Select every line holding the word "data" and copy it.
• • • • •
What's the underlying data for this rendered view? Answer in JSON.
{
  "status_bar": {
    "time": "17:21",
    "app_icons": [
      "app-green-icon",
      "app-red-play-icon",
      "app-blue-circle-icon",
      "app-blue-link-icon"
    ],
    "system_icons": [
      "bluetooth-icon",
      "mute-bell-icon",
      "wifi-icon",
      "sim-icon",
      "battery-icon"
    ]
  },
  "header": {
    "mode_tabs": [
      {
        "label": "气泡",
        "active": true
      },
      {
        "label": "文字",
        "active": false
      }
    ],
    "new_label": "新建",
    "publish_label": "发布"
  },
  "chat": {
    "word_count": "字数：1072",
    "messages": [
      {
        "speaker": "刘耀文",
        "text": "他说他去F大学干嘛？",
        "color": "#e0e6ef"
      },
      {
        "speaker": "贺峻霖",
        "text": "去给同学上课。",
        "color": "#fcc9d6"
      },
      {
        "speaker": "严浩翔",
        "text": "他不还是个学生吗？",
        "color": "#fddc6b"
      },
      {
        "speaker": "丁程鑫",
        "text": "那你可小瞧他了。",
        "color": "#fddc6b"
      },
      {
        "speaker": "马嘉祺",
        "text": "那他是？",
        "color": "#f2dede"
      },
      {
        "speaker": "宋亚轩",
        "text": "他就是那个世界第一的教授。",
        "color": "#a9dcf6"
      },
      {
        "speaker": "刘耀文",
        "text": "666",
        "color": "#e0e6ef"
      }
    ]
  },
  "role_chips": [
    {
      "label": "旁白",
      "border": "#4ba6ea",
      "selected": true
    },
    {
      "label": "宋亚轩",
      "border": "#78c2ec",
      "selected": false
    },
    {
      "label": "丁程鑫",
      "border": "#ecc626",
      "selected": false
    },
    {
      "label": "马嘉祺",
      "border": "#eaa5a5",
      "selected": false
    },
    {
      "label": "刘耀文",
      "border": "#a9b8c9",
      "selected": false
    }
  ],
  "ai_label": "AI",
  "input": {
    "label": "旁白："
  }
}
• • • • •
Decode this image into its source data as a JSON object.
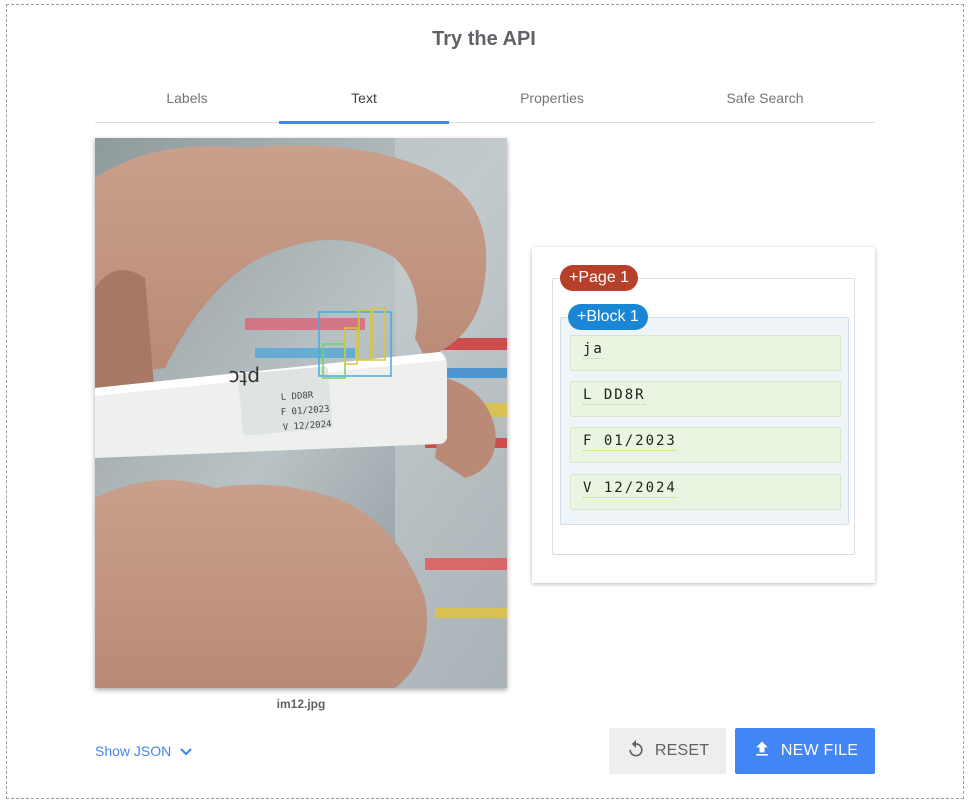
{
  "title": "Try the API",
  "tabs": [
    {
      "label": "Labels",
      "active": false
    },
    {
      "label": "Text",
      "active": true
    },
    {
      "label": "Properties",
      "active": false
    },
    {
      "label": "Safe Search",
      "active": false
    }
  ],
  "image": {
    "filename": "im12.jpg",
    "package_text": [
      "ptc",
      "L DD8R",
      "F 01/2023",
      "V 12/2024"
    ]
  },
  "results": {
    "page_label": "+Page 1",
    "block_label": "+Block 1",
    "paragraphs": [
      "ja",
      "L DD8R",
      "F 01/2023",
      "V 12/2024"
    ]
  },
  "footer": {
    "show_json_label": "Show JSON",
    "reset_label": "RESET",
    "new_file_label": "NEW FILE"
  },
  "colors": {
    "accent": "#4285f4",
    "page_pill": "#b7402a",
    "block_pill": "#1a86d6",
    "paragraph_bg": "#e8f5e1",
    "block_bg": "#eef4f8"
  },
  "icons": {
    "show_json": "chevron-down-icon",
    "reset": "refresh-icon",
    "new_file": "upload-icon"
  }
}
• • • • •
■ Exercise result:
What's the underlying data for this rendered view? Answer in JSON.
Decode this image into its source data as a JSON object.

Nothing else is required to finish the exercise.